### OBJECTIVE:
Without including any images, repeat the data exactly.

### MATERIAL FOR THIS TASK:
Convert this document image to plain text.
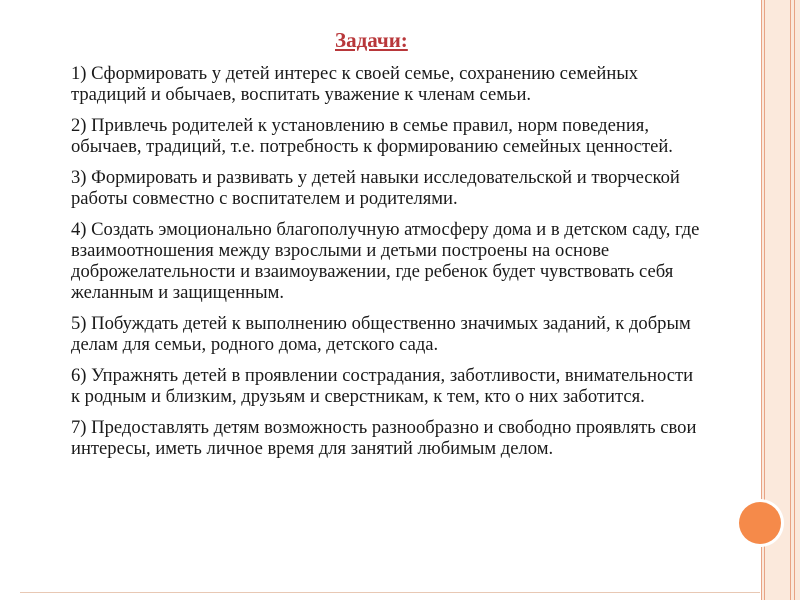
Задачи:
1) Сформировать у детей интерес к своей семье, сохранению семейных традиций и обычаев, воспитать уважение к членам семьи.
2) Привлечь родителей к установлению в семье правил, норм поведения, обычаев, традиций, т.е. потребность к формированию семейных ценностей.
3) Формировать и развивать у детей навыки исследовательской и творческой работы совместно с воспитателем и родителями.
4) Создать эмоционально благополучную атмосферу дома и в детском саду, где взаимоотношения между взрослыми и детьми построены на основе доброжелательности и взаимоуважении, где ребенок будет чувствовать себя желанным и защищенным.
5) Побуждать детей к выполнению общественно значимых заданий, к добрым делам для семьи, родного дома, детского сада.
6) Упражнять детей в проявлении сострадания, заботливости, внимательности к родным и близким, друзьям и сверстникам, к тем, кто о них заботится.
7) Предоставлять детям возможность разнообразно и свободно проявлять свои интересы, иметь личное время для занятий любимым делом.
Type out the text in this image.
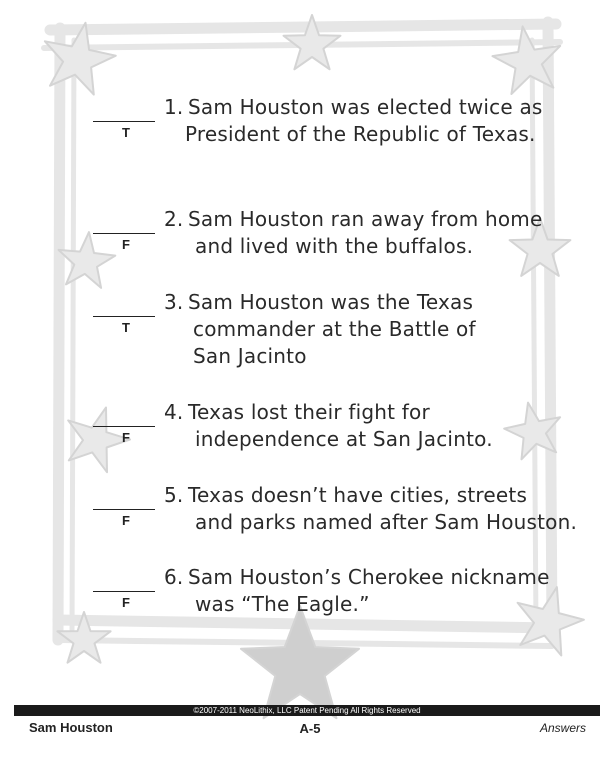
T
1. Sam Houston was elected twice as
President of the Republic of Texas.
F
2. Sam Houston ran away from home
and lived with the buffalos.
T
3. Sam Houston was the Texas
commander at the Battle of
San Jacinto
F
4. Texas lost their fight for
independence at San Jacinto.
F
5. Texas doesn’t have cities, streets
and parks named after Sam Houston.
F
6. Sam Houston’s Cherokee nickname
was “The Eagle.”
©2007-2011 NeoLithix, LLC Patent Pending All Rights Reserved
Sam Houston	A-5	Answers
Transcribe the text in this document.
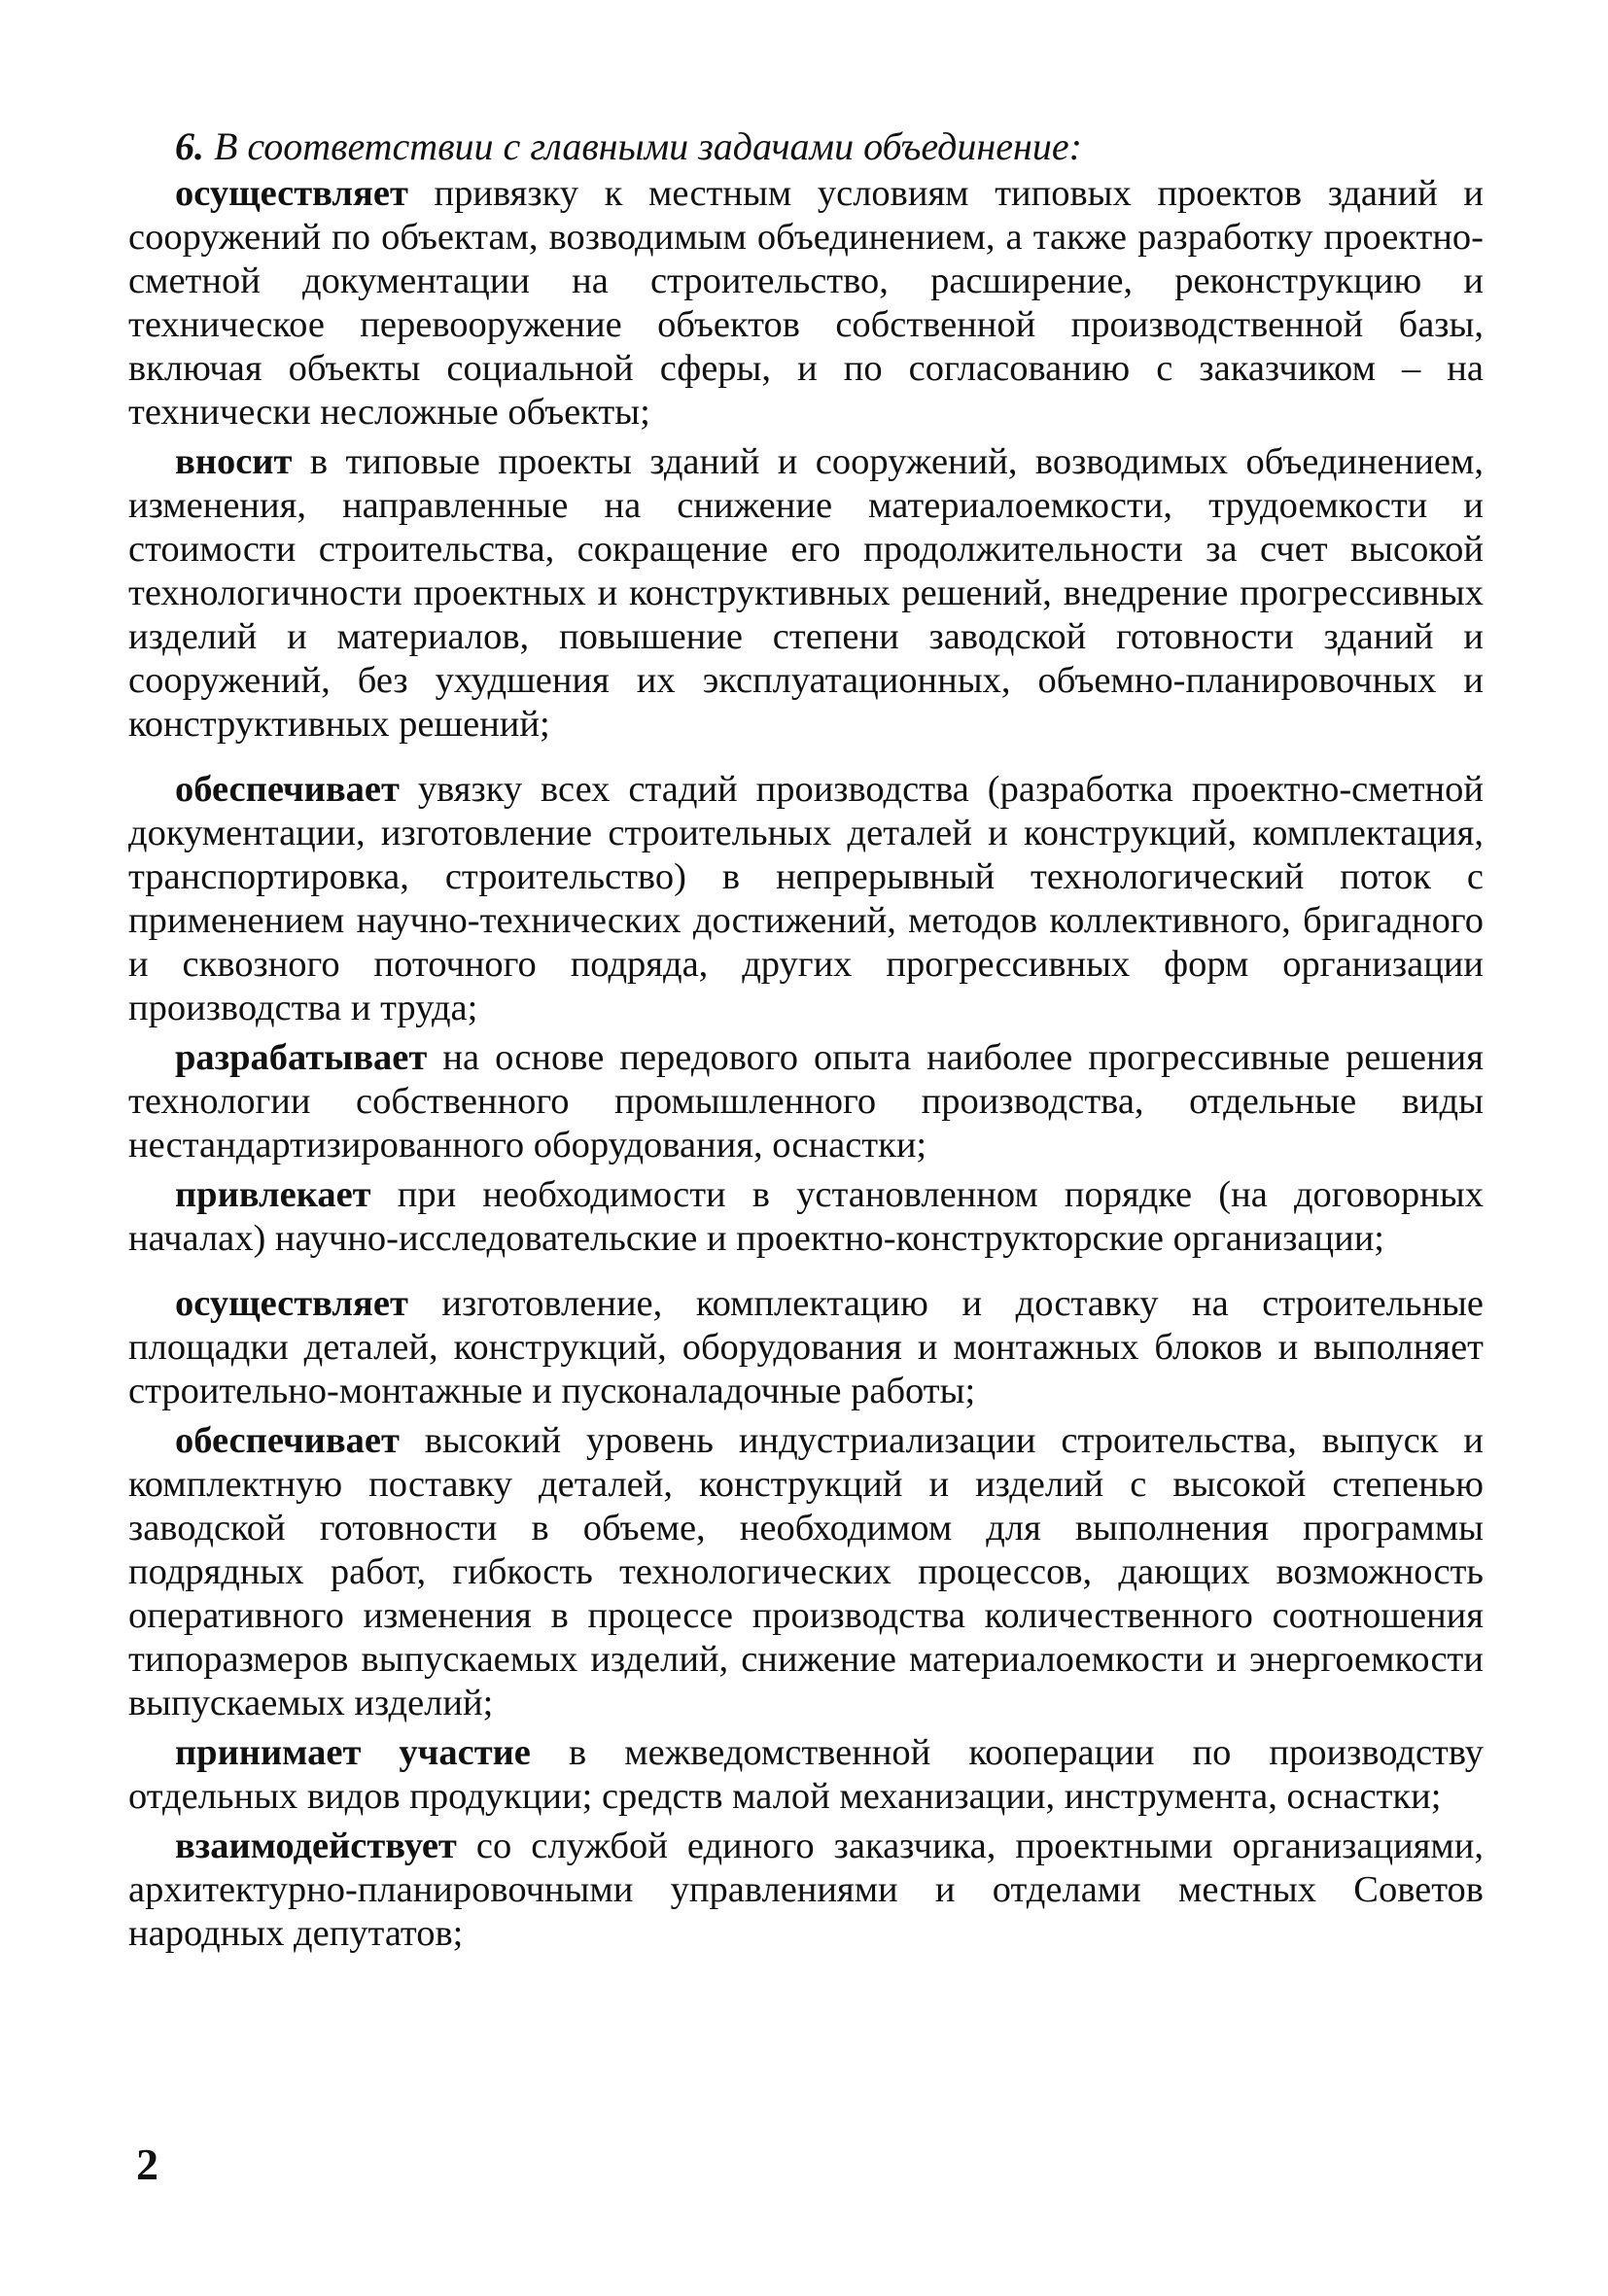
6. В соответствии с главными задачами объединение:

осуществляет привязку к местным условиям типовых проектов зданий и сооружений по объектам, возводимым объединением, а также разработку проектно-сметной документации на строительство, расширение, реконструкцию и техническое перевооружение объектов собственной производственной базы, включая объекты социальной сферы, и по согласованию с заказчиком – на технически несложные объекты;

вносит в типовые проекты зданий и сооружений, возводимых объединением, изменения, направленные на снижение материалоемкости, трудоемкости и стоимости строительства, сокращение его продолжительности за счет высокой технологичности проектных и конструктивных решений, внедрение прогрессивных изделий и материалов, повышение степени заводской готовности зданий и сооружений, без ухудшения их эксплуатационных, объемно-планировочных и конструктивных решений;

обеспечивает увязку всех стадий производства (разработка проектно-сметной документации, изготовление строительных деталей и конструкций, комплектация, транспортировка, строительство) в непрерывный технологический поток с применением научно-технических достижений, методов коллективного, бригадного и сквозного поточного подряда, других прогрессивных форм организации производства и труда;

разрабатывает на основе передового опыта наиболее прогрессивные решения технологии собственного промышленного производства, отдельные виды нестандартизированного оборудования, оснастки;

привлекает при необходимости в установленном порядке (на договорных началах) научно-исследовательские и проектно-конструкторские организации;

осуществляет изготовление, комплектацию и доставку на строительные площадки деталей, конструкций, оборудования и монтажных блоков и выполняет строительно-монтажные и пусконаладочные работы;

обеспечивает высокий уровень индустриализации строительства, выпуск и комплектную поставку деталей, конструкций и изделий с высокой степенью заводской готовности в объеме, необходимом для выполнения программы подрядных работ, гибкость технологических процессов, дающих возможность оперативного изменения в процессе производства количественного соотношения типоразмеров выпускаемых изделий, снижение материалоемкости и энергоемкости выпускаемых изделий;

принимает участие в межведомственной кооперации по производству отдельных видов продукции; средств малой механизации, инструмента, оснастки;

взаимодействует со службой единого заказчика, проектными организациями, архитектурно-планировочными управлениями и отделами местных Советов народных депутатов;

2
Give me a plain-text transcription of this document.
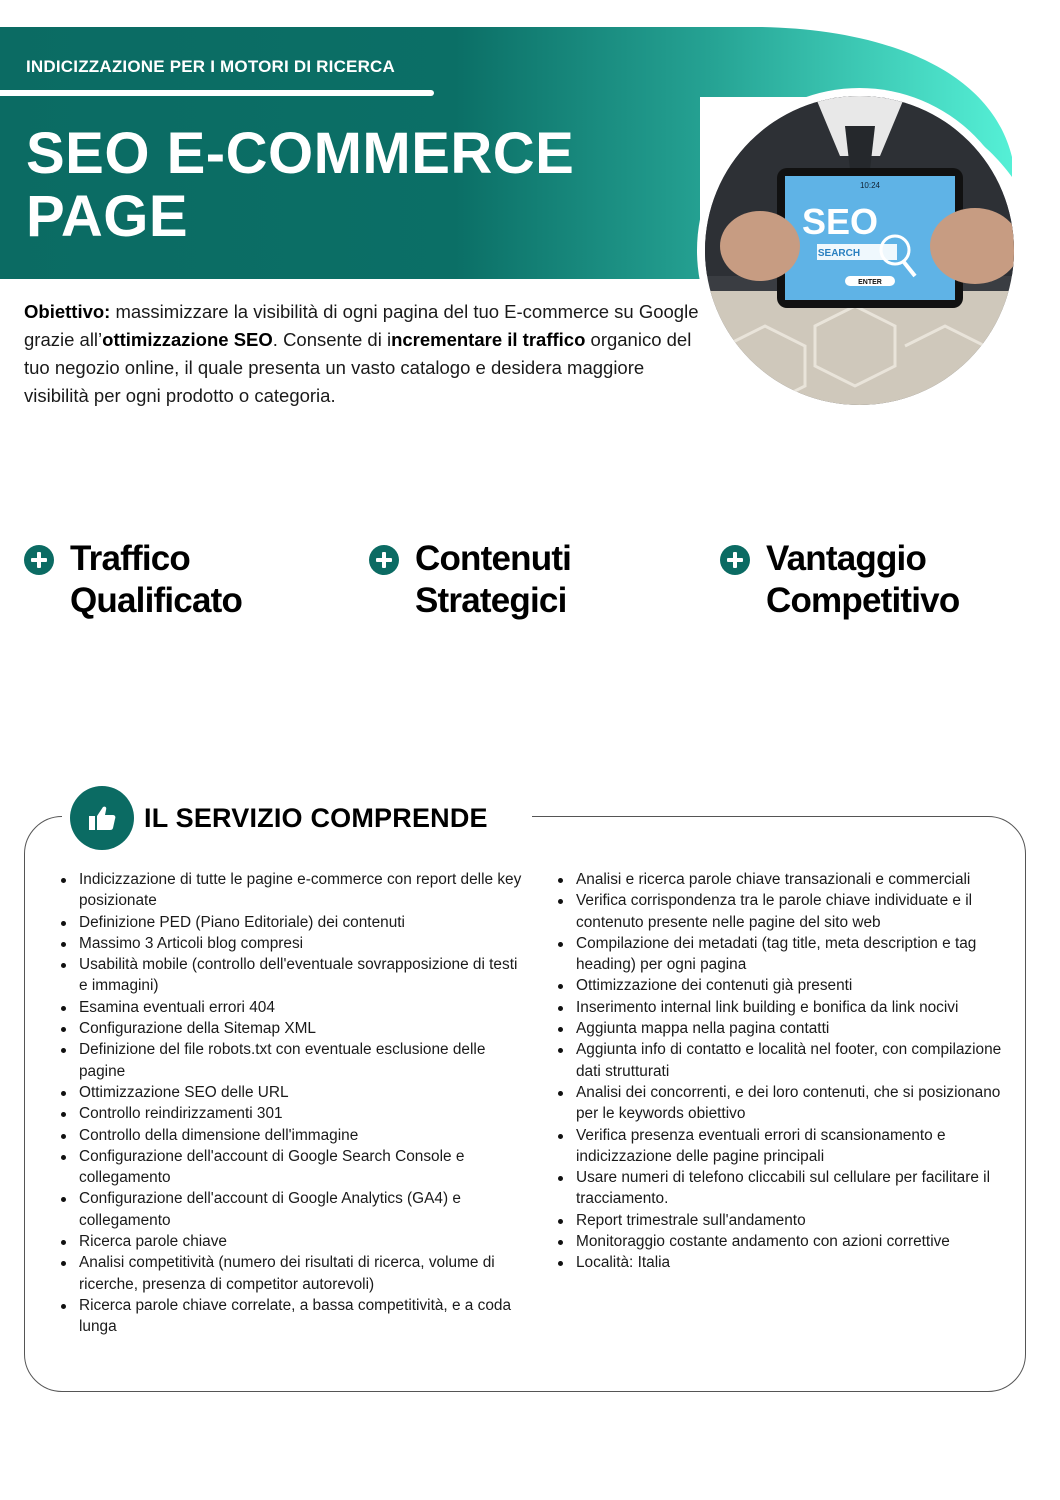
INDICIZZAZIONE PER I MOTORI DI RICERCA
SEO E-COMMERCE
PAGE	10:24
SEO
SEARCH
ENTER
Obiettivo: massimizzare la visibilità di ogni pagina del tuo E-commerce su Google grazie all’ottimizzazione SEO. Consente di incrementare il traffico organico del tuo negozio online, il quale presenta un vasto catalogo e desidera maggiore visibilità per ogni prodotto o categoria.
Traffico
Qualificato
Contenuti
Strategici
Vantaggio
Competitivo
IL SERVIZIO COMPRENDE
Indicizzazione di tutte le pagine e-commerce con report delle key posizionate
Definizione PED (Piano Editoriale) dei contenuti
Massimo 3 Articoli blog compresi
Usabilità mobile (controllo dell'eventuale sovrapposizione di testi e immagini)
Esamina eventuali errori 404
Configurazione della Sitemap XML
Definizione del file robots.txt con eventuale esclusione delle pagine
Ottimizzazione SEO delle URL
Controllo reindirizzamenti 301
Controllo della dimensione dell'immagine
Configurazione dell'account di Google Search Console e collegamento
Configurazione dell'account di Google Analytics (GA4) e collegamento
Ricerca parole chiave
Analisi competitività (numero dei risultati di ricerca, volume di ricerche, presenza di competitor autorevoli)
Ricerca parole chiave correlate, a bassa competitività, e a coda lunga
Analisi e ricerca parole chiave transazionali e commerciali
Verifica corrispondenza tra le parole chiave individuate e il contenuto presente nelle pagine del sito web
Compilazione dei metadati (tag title, meta description e tag heading) per ogni pagina
Ottimizzazione dei contenuti già presenti
Inserimento internal link building e bonifica da link nocivi
Aggiunta mappa nella pagina contatti
Aggiunta info di contatto e località nel footer, con compilazione dati strutturati
Analisi dei concorrenti, e dei loro contenuti, che si posizionano per le keywords obiettivo
Verifica presenza eventuali errori di scansionamento e indicizzazione delle pagine principali
Usare numeri di telefono cliccabili sul cellulare per facilitare il tracciamento.
Report trimestrale sull'andamento
Monitoraggio costante andamento con azioni correttive
Località: Italia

### OUTPUT OF THE EXERCISE:
Convert this document image to plain text.
Задачи:
1) Сформировать у детей интерес к своей семье, сохранению семейных традиций и обычаев, воспитать уважение к членам семьи.
2) Привлечь родителей к установлению в семье правил, норм поведения, обычаев, традиций, т.е. потребность к формированию семейных ценностей.
3) Формировать и развивать у детей навыки исследовательской и творческой работы совместно с воспитателем и родителями.
4) Создать эмоционально благополучную атмосферу дома и в детском саду, где взаимоотношения между взрослыми и детьми построены на основе доброжелательности и взаимоуважении, где ребенок будет чувствовать себя желанным и защищенным.
5) Побуждать детей к выполнению общественно значимых заданий, к добрым делам для семьи, родного дома, детского сада.
6) Упражнять детей в проявлении сострадания, заботливости, внимательности к родным и близким, друзьям и сверстникам, к тем, кто о них заботится.
7) Предоставлять детям возможность разнообразно и свободно проявлять свои интересы, иметь личное время для занятий любимым делом.
Type out the text in this image.
T
1. Sam Houston was elected twice as
President of the Republic of Texas.
F
2. Sam Houston ran away from home
and lived with the buffalos.
T
3. Sam Houston was the Texas
commander at the Battle of
San Jacinto
F
4. Texas lost their fight for
independence at San Jacinto.
F
5. Texas doesn’t have cities, streets
and parks named after Sam Houston.
F
6. Sam Houston’s Cherokee nickname
was “The Eagle.”
©2007-2011 NeoLithix, LLC Patent Pending All Rights Reserved
Sam Houston	A-5	Answers
Transcribe the text in this document.
6. В соответствии с главными задачами объединение:

осуществляет привязку к местным условиям типовых проектов зданий и сооружений по объектам, возводимым объединением, а также разработку проектно-сметной документации на строительство, расширение, реконструкцию и техническое перевооружение объектов собственной производственной базы, включая объекты социальной сферы, и по согласованию с заказчиком – на технически несложные объекты;

вносит в типовые проекты зданий и сооружений, возводимых объединением, изменения, направленные на снижение материалоемкости, трудоемкости и стоимости строительства, сокращение его продолжительности за счет высокой технологичности проектных и конструктивных решений, внедрение прогрессивных изделий и материалов, повышение степени заводской готовности зданий и сооружений, без ухудшения их эксплуатационных, объемно-планировочных и конструктивных решений;

обеспечивает увязку всех стадий производства (разработка проектно-сметной документации, изготовление строительных деталей и конструкций, комплектация, транспортировка, строительство) в непрерывный технологический поток с применением научно-технических достижений, методов коллективного, бригадного и сквозного поточного подряда, других прогрессивных форм организации производства и труда;

разрабатывает на основе передового опыта наиболее прогрессивные решения технологии собственного промышленного производства, отдельные виды нестандартизированного оборудования, оснастки;

привлекает при необходимости в установленном порядке (на договорных началах) научно-исследовательские и проектно-конструкторские организации;

осуществляет изготовление, комплектацию и доставку на строительные площадки деталей, конструкций, оборудования и монтажных блоков и выполняет строительно-монтажные и пусконаладочные работы;

обеспечивает высокий уровень индустриализации строительства, выпуск и комплектную поставку деталей, конструкций и изделий с высокой степенью заводской готовности в объеме, необходимом для выполнения программы подрядных работ, гибкость технологических процессов, дающих возможность оперативного изменения в процессе производства количественного соотношения типоразмеров выпускаемых изделий, снижение материалоемкости и энергоемкости выпускаемых изделий;

принимает участие в межведомственной кооперации по производству отдельных видов продукции; средств малой механизации, инструмента, оснастки;

взаимодействует со службой единого заказчика, проектными организациями, архитектурно-планировочными управлениями и отделами местных Советов народных депутатов;

2
Give me a plain-text transcription of this document.
INDICIZZAZIONE PER I MOTORI DI RICERCA
SEO E-COMMERCE
PAGE	10:24
SEO
SEARCH
ENTER
Obiettivo: massimizzare la visibilità di ogni pagina del tuo E-commerce su Google grazie all’ottimizzazione SEO. Consente di incrementare il traffico organico del tuo negozio online, il quale presenta un vasto catalogo e desidera maggiore visibilità per ogni prodotto o categoria.
Traffico
Qualificato
Contenuti
Strategici
Vantaggio
Competitivo
IL SERVIZIO COMPRENDE
Indicizzazione di tutte le pagine e-commerce con report delle key posizionate
Definizione PED (Piano Editoriale) dei contenuti
Massimo 3 Articoli blog compresi
Usabilità mobile (controllo dell'eventuale sovrapposizione di testi e immagini)
Esamina eventuali errori 404
Configurazione della Sitemap XML
Definizione del file robots.txt con eventuale esclusione delle pagine
Ottimizzazione SEO delle URL
Controllo reindirizzamenti 301
Controllo della dimensione dell'immagine
Configurazione dell'account di Google Search Console e collegamento
Configurazione dell'account di Google Analytics (GA4) e collegamento
Ricerca parole chiave
Analisi competitività (numero dei risultati di ricerca, volume di ricerche, presenza di competitor autorevoli)
Ricerca parole chiave correlate, a bassa competitività, e a coda lunga
Analisi e ricerca parole chiave transazionali e commerciali
Verifica corrispondenza tra le parole chiave individuate e il contenuto presente nelle pagine del sito web
Compilazione dei metadati (tag title, meta description e tag heading) per ogni pagina
Ottimizzazione dei contenuti già presenti
Inserimento internal link building e bonifica da link nocivi
Aggiunta mappa nella pagina contatti
Aggiunta info di contatto e località nel footer, con compilazione dati strutturati
Analisi dei concorrenti, e dei loro contenuti, che si posizionano per le keywords obiettivo
Verifica presenza eventuali errori di scansionamento e indicizzazione delle pagine principali
Usare numeri di telefono cliccabili sul cellulare per facilitare il tracciamento.
Report trimestrale sull'andamento
Monitoraggio costante andamento con azioni correttive
Località: Italia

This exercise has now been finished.